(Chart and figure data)

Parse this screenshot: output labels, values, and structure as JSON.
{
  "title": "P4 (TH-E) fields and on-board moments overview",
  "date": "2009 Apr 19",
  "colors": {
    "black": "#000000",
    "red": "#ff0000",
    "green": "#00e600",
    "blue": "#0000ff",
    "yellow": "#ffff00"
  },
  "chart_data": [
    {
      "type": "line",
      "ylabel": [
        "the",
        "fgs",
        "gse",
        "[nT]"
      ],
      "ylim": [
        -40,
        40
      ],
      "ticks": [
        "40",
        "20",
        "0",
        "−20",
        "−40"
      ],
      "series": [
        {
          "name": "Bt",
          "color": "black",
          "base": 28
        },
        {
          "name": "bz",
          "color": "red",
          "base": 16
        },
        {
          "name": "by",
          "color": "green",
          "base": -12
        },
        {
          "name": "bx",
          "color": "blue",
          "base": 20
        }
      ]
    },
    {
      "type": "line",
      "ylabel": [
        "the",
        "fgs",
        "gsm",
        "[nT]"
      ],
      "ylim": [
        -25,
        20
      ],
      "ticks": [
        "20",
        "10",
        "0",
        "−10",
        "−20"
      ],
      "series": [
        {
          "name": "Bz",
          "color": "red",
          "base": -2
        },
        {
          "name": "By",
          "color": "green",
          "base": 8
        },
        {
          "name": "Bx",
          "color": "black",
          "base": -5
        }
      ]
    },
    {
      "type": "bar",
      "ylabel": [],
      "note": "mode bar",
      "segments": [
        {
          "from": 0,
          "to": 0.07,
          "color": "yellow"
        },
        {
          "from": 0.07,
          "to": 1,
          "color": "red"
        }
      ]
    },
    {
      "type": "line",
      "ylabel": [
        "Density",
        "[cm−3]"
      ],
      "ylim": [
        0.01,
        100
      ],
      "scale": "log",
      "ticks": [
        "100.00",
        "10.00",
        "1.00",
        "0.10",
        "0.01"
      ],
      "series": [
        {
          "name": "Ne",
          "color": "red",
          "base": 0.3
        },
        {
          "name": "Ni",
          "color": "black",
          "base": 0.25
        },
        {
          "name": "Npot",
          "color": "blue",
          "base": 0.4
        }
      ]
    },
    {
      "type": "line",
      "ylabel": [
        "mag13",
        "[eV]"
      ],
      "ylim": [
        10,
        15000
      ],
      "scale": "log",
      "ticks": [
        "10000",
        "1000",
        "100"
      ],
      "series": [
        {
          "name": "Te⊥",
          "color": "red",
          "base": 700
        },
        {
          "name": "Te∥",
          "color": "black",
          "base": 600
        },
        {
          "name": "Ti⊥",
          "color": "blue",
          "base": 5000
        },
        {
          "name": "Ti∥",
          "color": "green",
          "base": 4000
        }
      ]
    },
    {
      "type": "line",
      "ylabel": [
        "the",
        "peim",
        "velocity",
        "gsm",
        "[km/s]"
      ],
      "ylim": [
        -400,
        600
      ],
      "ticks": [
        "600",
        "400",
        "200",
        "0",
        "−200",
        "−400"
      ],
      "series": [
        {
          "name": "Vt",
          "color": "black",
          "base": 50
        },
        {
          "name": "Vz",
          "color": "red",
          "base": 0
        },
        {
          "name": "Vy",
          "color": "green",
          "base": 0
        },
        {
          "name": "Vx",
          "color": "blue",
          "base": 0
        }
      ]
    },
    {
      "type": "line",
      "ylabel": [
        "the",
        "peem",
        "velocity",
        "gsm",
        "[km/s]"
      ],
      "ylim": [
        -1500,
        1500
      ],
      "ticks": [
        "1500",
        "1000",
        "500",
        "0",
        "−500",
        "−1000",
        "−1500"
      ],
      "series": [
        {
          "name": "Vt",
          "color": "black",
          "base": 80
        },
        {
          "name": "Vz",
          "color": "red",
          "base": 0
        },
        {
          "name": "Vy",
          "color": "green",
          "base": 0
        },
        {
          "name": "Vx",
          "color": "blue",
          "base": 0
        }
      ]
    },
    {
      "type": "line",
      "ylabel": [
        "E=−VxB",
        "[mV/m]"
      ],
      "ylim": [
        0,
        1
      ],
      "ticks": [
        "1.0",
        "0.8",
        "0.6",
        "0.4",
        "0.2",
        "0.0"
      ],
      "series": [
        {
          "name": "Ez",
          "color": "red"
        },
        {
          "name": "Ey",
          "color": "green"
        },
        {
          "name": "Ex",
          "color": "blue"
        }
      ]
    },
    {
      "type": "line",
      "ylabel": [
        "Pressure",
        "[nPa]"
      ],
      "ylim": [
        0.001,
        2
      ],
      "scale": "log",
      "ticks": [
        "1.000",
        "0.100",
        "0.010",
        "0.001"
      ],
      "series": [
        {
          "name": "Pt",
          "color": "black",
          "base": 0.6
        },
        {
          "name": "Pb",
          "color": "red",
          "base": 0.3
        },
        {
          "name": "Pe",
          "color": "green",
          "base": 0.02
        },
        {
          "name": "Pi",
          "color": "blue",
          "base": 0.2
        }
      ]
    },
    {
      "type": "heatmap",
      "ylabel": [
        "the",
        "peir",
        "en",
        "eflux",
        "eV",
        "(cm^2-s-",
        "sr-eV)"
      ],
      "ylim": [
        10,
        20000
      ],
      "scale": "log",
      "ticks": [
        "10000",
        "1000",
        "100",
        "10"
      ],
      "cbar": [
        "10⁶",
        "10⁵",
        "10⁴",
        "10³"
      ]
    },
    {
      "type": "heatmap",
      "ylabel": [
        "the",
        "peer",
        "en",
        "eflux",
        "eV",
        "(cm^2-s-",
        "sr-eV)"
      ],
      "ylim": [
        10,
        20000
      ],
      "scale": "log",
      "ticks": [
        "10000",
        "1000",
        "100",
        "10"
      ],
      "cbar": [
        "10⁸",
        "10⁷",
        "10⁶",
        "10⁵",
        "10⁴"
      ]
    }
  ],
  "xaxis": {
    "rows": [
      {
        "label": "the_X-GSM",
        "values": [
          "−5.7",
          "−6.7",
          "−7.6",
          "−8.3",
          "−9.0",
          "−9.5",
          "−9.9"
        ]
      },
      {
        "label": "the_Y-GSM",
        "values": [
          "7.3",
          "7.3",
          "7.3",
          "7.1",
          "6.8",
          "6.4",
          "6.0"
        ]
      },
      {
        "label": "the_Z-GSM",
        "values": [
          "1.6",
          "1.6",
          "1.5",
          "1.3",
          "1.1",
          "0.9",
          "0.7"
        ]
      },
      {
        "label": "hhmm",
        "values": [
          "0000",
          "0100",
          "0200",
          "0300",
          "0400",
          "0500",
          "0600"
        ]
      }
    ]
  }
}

**Problem to solve**
Reproduce the material above without altering a single character.

**Reply to the exercise**
Parse this screenshot: output labels, values, and structure as JSON.
{
  "title": "P4 (TH-E) fields and on-board moments overview",
  "date": "2009 Apr 19",
  "colors": {
    "black": "#000000",
    "red": "#ff0000",
    "green": "#00e600",
    "blue": "#0000ff",
    "yellow": "#ffff00"
  },
  "chart_data": [
    {
      "type": "line",
      "ylabel": [
        "the",
        "fgs",
        "gse",
        "[nT]"
      ],
      "ylim": [
        -40,
        40
      ],
      "ticks": [
        "40",
        "20",
        "0",
        "−20",
        "−40"
      ],
      "series": [
        {
          "name": "Bt",
          "color": "black",
          "base": 28
        },
        {
          "name": "bz",
          "color": "red",
          "base": 16
        },
        {
          "name": "by",
          "color": "green",
          "base": -12
        },
        {
          "name": "bx",
          "color": "blue",
          "base": 20
        }
      ]
    },
    {
      "type": "line",
      "ylabel": [
        "the",
        "fgs",
        "gsm",
        "[nT]"
      ],
      "ylim": [
        -25,
        20
      ],
      "ticks": [
        "20",
        "10",
        "0",
        "−10",
        "−20"
      ],
      "series": [
        {
          "name": "Bz",
          "color": "red",
          "base": -2
        },
        {
          "name": "By",
          "color": "green",
          "base": 8
        },
        {
          "name": "Bx",
          "color": "black",
          "base": -5
        }
      ]
    },
    {
      "type": "bar",
      "ylabel": [],
      "note": "mode bar",
      "segments": [
        {
          "from": 0,
          "to": 0.07,
          "color": "yellow"
        },
        {
          "from": 0.07,
          "to": 1,
          "color": "red"
        }
      ]
    },
    {
      "type": "line",
      "ylabel": [
        "Density",
        "[cm−3]"
      ],
      "ylim": [
        0.01,
        100
      ],
      "scale": "log",
      "ticks": [
        "100.00",
        "10.00",
        "1.00",
        "0.10",
        "0.01"
      ],
      "series": [
        {
          "name": "Ne",
          "color": "red",
          "base": 0.3
        },
        {
          "name": "Ni",
          "color": "black",
          "base": 0.25
        },
        {
          "name": "Npot",
          "color": "blue",
          "base": 0.4
        }
      ]
    },
    {
      "type": "line",
      "ylabel": [
        "mag13",
        "[eV]"
      ],
      "ylim": [
        10,
        15000
      ],
      "scale": "log",
      "ticks": [
        "10000",
        "1000",
        "100"
      ],
      "series": [
        {
          "name": "Te⊥",
          "color": "red",
          "base": 700
        },
        {
          "name": "Te∥",
          "color": "black",
          "base": 600
        },
        {
          "name": "Ti⊥",
          "color": "blue",
          "base": 5000
        },
        {
          "name": "Ti∥",
          "color": "green",
          "base": 4000
        }
      ]
    },
    {
      "type": "line",
      "ylabel": [
        "the",
        "peim",
        "velocity",
        "gsm",
        "[km/s]"
      ],
      "ylim": [
        -400,
        600
      ],
      "ticks": [
        "600",
        "400",
        "200",
        "0",
        "−200",
        "−400"
      ],
      "series": [
        {
          "name": "Vt",
          "color": "black",
          "base": 50
        },
        {
          "name": "Vz",
          "color": "red",
          "base": 0
        },
        {
          "name": "Vy",
          "color": "green",
          "base": 0
        },
        {
          "name": "Vx",
          "color": "blue",
          "base": 0
        }
      ]
    },
    {
      "type": "line",
      "ylabel": [
        "the",
        "peem",
        "velocity",
        "gsm",
        "[km/s]"
      ],
      "ylim": [
        -1500,
        1500
      ],
      "ticks": [
        "1500",
        "1000",
        "500",
        "0",
        "−500",
        "−1000",
        "−1500"
      ],
      "series": [
        {
          "name": "Vt",
          "color": "black",
          "base": 80
        },
        {
          "name": "Vz",
          "color": "red",
          "base": 0
        },
        {
          "name": "Vy",
          "color": "green",
          "base": 0
        },
        {
          "name": "Vx",
          "color": "blue",
          "base": 0
        }
      ]
    },
    {
      "type": "line",
      "ylabel": [
        "E=−VxB",
        "[mV/m]"
      ],
      "ylim": [
        0,
        1
      ],
      "ticks": [
        "1.0",
        "0.8",
        "0.6",
        "0.4",
        "0.2",
        "0.0"
      ],
      "series": [
        {
          "name": "Ez",
          "color": "red"
        },
        {
          "name": "Ey",
          "color": "green"
        },
        {
          "name": "Ex",
          "color": "blue"
        }
      ]
    },
    {
      "type": "line",
      "ylabel": [
        "Pressure",
        "[nPa]"
      ],
      "ylim": [
        0.001,
        2
      ],
      "scale": "log",
      "ticks": [
        "1.000",
        "0.100",
        "0.010",
        "0.001"
      ],
      "series": [
        {
          "name": "Pt",
          "color": "black",
          "base": 0.6
        },
        {
          "name": "Pb",
          "color": "red",
          "base": 0.3
        },
        {
          "name": "Pe",
          "color": "green",
          "base": 0.02
        },
        {
          "name": "Pi",
          "color": "blue",
          "base": 0.2
        }
      ]
    },
    {
      "type": "heatmap",
      "ylabel": [
        "the",
        "peir",
        "en",
        "eflux",
        "eV",
        "(cm^2-s-",
        "sr-eV)"
      ],
      "ylim": [
        10,
        20000
      ],
      "scale": "log",
      "ticks": [
        "10000",
        "1000",
        "100",
        "10"
      ],
      "cbar": [
        "10⁶",
        "10⁵",
        "10⁴",
        "10³"
      ]
    },
    {
      "type": "heatmap",
      "ylabel": [
        "the",
        "peer",
        "en",
        "eflux",
        "eV",
        "(cm^2-s-",
        "sr-eV)"
      ],
      "ylim": [
        10,
        20000
      ],
      "scale": "log",
      "ticks": [
        "10000",
        "1000",
        "100",
        "10"
      ],
      "cbar": [
        "10⁸",
        "10⁷",
        "10⁶",
        "10⁵",
        "10⁴"
      ]
    }
  ],
  "xaxis": {
    "rows": [
      {
        "label": "the_X-GSM",
        "values": [
          "−5.7",
          "−6.7",
          "−7.6",
          "−8.3",
          "−9.0",
          "−9.5",
          "−9.9"
        ]
      },
      {
        "label": "the_Y-GSM",
        "values": [
          "7.3",
          "7.3",
          "7.3",
          "7.1",
          "6.8",
          "6.4",
          "6.0"
        ]
      },
      {
        "label": "the_Z-GSM",
        "values": [
          "1.6",
          "1.6",
          "1.5",
          "1.3",
          "1.1",
          "0.9",
          "0.7"
        ]
      },
      {
        "label": "hhmm",
        "values": [
          "0000",
          "0100",
          "0200",
          "0300",
          "0400",
          "0500",
          "0600"
        ]
      }
    ]
  }
}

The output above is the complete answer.